What you will do:
Pull every line containing "lámpák" out of the material below.
.....
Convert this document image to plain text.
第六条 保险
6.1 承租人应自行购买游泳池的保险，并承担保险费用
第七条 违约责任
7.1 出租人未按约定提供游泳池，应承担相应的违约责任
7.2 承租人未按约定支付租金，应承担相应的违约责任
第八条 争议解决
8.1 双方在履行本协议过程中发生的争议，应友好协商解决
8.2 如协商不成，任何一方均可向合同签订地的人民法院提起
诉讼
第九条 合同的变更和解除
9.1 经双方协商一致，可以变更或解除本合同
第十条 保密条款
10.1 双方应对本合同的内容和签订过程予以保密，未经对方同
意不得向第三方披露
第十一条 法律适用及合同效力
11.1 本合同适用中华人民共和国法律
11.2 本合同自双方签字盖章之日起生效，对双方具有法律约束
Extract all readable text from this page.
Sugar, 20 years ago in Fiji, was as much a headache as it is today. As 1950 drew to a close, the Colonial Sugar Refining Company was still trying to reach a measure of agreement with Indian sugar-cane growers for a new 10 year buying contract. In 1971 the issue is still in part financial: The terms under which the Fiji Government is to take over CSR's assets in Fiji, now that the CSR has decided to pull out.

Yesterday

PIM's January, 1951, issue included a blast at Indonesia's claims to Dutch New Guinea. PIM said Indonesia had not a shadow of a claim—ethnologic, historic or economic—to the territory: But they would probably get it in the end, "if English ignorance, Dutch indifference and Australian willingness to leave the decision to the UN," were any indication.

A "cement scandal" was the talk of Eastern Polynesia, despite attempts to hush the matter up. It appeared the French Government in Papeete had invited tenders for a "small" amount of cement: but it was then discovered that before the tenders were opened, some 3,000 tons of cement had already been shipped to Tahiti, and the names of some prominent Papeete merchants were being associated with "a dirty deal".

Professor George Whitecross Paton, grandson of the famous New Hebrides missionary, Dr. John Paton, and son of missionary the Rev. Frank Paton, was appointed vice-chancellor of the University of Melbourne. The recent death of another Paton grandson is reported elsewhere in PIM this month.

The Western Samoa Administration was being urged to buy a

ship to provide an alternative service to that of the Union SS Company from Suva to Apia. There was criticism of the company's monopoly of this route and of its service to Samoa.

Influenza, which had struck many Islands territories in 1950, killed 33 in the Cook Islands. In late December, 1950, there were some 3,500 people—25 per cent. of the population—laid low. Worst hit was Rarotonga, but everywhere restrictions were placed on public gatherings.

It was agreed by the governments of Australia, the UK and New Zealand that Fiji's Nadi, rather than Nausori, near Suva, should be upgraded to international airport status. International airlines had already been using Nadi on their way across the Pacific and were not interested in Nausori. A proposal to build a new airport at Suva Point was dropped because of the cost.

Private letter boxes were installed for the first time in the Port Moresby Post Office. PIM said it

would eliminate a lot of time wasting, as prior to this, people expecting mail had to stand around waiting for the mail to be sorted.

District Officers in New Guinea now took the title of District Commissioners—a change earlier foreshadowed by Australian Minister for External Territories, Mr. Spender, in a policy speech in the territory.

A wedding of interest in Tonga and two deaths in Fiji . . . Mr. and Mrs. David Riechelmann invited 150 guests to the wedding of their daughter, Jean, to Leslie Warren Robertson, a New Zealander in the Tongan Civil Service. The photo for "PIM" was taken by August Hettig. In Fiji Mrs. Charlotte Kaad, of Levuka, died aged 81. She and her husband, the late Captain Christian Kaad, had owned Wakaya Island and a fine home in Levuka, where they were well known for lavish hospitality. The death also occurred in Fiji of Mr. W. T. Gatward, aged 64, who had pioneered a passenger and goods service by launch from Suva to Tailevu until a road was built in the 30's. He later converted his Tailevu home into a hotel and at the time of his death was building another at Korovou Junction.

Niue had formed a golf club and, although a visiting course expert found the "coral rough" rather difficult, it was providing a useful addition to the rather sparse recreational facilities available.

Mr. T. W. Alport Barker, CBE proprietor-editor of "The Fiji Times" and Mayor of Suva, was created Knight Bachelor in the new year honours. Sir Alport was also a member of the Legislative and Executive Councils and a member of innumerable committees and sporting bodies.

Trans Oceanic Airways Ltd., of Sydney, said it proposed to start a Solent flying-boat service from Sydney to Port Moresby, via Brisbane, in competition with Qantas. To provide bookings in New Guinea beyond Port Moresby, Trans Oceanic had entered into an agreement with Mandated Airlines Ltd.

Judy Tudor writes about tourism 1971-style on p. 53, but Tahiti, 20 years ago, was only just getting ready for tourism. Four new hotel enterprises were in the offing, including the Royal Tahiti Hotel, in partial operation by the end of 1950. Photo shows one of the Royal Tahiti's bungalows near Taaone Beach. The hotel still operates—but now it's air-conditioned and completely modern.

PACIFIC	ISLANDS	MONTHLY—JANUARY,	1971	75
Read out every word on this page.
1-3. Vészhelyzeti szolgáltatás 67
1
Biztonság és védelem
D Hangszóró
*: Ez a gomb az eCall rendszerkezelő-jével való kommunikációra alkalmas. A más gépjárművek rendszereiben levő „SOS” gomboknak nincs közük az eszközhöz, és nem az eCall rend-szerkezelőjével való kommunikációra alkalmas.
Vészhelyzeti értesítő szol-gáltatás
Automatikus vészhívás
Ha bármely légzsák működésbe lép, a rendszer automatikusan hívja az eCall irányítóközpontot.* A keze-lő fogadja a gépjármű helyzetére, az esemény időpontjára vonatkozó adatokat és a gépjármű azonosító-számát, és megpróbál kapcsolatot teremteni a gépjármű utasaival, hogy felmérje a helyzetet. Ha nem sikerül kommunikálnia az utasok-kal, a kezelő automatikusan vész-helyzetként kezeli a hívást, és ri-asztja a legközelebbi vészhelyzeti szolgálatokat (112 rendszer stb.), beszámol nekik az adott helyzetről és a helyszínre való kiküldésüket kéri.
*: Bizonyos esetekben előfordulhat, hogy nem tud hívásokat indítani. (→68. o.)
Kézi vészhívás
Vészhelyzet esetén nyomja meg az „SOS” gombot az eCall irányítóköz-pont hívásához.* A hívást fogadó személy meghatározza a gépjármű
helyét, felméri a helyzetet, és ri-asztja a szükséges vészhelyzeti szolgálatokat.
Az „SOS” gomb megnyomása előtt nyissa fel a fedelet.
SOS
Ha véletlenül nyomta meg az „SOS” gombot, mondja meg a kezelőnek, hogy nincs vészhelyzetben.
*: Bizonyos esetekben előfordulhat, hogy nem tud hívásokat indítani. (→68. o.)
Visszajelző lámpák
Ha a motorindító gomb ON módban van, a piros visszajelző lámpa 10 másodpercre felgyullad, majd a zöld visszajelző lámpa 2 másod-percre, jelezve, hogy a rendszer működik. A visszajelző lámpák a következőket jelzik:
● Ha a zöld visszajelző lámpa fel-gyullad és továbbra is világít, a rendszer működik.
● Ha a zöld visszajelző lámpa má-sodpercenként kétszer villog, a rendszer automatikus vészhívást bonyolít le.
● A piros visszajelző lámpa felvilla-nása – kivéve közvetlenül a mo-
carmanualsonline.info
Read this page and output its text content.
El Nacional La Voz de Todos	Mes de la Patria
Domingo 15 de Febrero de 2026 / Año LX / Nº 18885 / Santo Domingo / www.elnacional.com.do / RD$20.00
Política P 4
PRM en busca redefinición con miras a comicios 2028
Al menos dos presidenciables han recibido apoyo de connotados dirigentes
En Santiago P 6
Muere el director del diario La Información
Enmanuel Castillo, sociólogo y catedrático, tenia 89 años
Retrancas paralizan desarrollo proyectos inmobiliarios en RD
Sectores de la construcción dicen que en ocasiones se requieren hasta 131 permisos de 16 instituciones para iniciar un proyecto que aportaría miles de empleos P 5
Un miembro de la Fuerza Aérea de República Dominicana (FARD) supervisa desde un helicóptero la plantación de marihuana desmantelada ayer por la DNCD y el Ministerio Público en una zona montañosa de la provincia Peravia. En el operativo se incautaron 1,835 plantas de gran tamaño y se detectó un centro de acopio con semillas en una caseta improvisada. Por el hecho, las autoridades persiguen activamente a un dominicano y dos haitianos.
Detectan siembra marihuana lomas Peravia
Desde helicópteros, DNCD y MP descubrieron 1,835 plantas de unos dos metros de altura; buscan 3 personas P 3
.....
Exercise solution:
Visszajelző lámpák
Ha a motorindító gomb ON módban van, a piros visszajelző lámpa 10 másodpercre felgyullad, majd a zöld visszajelző lámpa 2 másod-percre, jelezve, hogy a rendszer működik. A visszajelző lámpák a következőket jelzik:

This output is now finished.